# REQUIRED WORK
Show each line of the data below that contains the word "results".

# INPUT MATERIAL

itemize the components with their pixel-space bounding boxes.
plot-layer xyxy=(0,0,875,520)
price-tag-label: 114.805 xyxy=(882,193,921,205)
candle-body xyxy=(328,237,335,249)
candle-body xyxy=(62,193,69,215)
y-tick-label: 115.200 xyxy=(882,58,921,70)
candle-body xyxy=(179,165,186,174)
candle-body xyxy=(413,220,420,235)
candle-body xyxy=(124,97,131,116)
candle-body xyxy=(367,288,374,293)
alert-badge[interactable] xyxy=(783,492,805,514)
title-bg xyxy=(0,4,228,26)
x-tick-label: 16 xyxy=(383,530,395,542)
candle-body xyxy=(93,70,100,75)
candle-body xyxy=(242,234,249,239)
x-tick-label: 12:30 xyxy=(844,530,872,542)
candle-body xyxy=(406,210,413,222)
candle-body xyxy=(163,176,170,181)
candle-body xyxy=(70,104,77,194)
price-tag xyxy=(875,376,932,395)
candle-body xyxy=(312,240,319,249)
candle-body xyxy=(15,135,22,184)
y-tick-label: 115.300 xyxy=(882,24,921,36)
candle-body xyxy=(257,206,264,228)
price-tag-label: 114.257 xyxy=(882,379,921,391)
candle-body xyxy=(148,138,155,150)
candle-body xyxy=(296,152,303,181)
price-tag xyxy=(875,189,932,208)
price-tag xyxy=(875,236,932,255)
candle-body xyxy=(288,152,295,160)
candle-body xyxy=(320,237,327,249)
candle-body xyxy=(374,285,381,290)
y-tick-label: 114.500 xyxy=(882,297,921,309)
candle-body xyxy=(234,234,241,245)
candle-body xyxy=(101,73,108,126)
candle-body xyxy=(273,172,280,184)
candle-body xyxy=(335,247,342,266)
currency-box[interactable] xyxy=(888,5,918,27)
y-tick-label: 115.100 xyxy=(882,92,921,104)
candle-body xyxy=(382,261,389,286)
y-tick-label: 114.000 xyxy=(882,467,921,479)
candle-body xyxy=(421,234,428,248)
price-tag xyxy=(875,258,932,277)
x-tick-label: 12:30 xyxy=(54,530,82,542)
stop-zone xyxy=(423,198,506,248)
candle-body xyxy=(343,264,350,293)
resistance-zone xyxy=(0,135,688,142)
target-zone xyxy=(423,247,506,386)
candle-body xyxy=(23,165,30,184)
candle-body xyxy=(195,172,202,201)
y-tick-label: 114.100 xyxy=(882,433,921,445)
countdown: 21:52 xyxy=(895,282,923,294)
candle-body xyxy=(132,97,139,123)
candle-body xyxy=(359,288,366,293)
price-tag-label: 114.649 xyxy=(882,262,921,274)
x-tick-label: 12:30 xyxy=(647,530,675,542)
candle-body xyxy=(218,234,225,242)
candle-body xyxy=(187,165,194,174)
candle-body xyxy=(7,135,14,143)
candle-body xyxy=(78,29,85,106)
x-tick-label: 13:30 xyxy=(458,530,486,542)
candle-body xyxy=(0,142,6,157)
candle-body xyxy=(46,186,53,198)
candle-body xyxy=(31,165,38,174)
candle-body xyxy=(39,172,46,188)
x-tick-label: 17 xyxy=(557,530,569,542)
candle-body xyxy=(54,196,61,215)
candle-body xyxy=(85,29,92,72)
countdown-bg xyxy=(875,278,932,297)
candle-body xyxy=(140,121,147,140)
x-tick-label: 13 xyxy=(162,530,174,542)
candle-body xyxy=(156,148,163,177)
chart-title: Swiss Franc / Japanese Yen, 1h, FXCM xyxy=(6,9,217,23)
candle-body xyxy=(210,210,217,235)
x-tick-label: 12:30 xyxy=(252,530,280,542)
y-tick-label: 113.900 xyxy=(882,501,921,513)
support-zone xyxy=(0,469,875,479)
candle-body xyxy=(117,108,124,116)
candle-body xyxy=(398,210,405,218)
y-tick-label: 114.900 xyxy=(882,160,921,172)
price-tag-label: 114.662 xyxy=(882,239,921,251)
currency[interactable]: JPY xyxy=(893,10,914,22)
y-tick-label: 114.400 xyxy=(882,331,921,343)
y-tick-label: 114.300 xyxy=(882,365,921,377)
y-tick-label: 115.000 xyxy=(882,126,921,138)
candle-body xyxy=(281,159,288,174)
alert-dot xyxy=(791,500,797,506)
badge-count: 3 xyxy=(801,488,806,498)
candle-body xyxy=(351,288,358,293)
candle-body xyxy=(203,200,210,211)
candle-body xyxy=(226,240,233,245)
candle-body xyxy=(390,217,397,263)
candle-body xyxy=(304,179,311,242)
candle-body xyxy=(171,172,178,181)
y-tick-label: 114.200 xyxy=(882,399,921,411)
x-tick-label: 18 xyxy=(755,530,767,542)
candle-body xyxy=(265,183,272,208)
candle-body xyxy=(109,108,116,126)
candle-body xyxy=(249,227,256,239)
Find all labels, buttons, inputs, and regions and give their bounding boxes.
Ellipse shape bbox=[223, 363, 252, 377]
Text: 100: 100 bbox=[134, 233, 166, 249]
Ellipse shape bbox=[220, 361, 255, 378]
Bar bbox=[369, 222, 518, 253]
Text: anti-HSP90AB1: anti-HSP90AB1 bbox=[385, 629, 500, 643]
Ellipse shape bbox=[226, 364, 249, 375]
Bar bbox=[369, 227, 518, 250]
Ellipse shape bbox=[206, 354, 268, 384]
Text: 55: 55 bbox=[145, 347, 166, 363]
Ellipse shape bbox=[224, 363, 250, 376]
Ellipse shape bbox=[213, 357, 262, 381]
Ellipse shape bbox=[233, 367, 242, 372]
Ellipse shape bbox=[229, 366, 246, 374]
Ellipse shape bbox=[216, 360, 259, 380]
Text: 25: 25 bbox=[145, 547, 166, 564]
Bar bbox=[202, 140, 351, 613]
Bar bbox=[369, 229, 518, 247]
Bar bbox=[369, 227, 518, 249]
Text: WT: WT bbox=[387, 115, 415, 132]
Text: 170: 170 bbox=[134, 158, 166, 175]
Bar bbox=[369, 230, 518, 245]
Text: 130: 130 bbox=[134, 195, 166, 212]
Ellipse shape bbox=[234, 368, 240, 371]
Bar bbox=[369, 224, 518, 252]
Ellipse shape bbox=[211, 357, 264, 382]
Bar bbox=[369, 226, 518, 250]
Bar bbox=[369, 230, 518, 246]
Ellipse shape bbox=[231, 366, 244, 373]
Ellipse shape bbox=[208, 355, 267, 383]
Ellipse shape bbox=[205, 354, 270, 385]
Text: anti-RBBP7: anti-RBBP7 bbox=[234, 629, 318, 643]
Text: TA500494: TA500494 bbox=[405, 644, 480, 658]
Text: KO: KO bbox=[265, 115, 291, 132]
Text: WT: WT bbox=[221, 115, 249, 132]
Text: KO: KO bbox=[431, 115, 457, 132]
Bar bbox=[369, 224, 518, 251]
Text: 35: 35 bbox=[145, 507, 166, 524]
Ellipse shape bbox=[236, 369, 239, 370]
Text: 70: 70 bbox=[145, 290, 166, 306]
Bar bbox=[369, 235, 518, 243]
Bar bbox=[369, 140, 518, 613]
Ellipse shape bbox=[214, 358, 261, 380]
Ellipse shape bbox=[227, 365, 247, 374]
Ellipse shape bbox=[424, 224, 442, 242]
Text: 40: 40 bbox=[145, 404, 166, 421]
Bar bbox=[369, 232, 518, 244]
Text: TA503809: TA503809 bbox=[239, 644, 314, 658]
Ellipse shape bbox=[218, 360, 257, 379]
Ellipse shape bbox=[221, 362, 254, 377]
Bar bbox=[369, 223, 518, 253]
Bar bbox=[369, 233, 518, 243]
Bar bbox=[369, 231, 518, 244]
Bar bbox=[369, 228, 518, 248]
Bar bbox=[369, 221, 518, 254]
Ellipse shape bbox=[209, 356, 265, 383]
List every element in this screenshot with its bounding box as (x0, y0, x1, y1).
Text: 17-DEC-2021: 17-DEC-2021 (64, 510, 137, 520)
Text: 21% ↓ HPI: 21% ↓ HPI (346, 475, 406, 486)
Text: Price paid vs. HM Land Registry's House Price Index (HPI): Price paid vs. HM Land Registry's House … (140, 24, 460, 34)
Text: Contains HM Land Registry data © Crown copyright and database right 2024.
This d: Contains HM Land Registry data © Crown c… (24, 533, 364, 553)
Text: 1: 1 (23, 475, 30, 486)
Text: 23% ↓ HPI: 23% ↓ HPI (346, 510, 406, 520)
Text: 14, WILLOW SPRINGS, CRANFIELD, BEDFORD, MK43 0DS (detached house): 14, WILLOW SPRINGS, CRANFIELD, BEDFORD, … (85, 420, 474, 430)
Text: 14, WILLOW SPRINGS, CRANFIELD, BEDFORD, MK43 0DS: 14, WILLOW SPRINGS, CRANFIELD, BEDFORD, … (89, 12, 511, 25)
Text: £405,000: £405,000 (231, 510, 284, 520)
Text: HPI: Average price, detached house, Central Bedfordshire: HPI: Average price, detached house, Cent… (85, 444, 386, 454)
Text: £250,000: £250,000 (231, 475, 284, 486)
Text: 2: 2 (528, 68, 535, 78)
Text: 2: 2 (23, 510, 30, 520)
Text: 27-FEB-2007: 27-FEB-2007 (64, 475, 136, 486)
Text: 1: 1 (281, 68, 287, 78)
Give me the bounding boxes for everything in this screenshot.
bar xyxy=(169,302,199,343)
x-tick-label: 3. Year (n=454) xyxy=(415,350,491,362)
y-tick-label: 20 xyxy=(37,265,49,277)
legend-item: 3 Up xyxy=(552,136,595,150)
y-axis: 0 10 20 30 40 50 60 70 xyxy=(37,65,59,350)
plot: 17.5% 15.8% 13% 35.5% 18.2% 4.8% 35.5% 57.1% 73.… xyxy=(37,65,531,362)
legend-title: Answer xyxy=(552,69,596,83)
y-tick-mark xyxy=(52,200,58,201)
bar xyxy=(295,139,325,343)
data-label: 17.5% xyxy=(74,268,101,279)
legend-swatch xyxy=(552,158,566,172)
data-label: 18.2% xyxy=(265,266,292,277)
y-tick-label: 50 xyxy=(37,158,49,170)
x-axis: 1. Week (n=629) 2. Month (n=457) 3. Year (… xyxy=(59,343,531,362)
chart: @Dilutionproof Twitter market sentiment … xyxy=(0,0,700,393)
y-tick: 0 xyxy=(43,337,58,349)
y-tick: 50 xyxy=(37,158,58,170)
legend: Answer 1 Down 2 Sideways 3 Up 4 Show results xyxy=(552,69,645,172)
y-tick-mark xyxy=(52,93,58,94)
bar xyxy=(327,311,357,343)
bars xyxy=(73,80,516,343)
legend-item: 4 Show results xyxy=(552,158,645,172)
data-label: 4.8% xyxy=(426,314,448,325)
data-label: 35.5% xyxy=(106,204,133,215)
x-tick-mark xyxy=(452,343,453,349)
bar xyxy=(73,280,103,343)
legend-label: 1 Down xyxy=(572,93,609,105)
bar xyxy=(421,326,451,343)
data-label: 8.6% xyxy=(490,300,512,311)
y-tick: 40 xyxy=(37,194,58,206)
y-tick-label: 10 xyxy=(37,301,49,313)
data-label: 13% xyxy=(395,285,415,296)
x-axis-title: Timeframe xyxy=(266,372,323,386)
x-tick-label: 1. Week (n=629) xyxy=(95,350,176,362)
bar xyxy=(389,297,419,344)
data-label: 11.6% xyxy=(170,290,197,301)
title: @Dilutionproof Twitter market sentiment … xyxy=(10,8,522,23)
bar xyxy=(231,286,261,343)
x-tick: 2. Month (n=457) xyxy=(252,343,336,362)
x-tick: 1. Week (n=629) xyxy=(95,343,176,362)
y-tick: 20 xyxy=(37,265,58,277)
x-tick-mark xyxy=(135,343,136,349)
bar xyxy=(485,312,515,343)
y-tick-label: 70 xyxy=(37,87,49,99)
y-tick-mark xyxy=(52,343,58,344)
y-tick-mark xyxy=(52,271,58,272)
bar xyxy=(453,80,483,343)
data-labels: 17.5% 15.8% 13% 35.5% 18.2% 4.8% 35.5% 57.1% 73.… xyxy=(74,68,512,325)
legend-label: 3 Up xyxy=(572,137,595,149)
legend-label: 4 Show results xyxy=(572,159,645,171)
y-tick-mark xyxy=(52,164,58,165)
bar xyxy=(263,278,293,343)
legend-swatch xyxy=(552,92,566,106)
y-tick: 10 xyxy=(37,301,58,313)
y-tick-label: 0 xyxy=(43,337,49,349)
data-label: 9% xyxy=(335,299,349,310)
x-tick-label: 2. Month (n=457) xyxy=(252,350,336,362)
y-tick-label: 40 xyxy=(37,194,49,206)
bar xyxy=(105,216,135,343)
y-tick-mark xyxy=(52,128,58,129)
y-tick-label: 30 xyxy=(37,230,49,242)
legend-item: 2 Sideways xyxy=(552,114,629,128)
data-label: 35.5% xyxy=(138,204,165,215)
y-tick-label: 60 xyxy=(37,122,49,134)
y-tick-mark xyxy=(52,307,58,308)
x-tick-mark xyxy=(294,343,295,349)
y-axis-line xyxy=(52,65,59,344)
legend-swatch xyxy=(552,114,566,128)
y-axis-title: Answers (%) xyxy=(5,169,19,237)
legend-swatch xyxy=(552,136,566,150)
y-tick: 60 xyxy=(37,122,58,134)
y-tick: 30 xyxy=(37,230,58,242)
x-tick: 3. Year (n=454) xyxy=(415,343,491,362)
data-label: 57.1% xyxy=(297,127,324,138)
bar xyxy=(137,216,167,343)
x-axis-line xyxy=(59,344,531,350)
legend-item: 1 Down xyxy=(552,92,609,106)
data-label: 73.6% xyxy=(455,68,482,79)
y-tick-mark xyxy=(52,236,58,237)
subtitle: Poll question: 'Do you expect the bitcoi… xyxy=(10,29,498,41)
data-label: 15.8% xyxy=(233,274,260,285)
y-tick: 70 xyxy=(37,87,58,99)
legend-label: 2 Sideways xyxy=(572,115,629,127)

# THE RESULT
legend: Answer 1 Down 2 Sideways 3 Up 4 Show results xyxy=(552,69,645,172)
legend-item: 4 Show results xyxy=(552,158,645,172)
legend-label: 4 Show results xyxy=(572,159,645,171)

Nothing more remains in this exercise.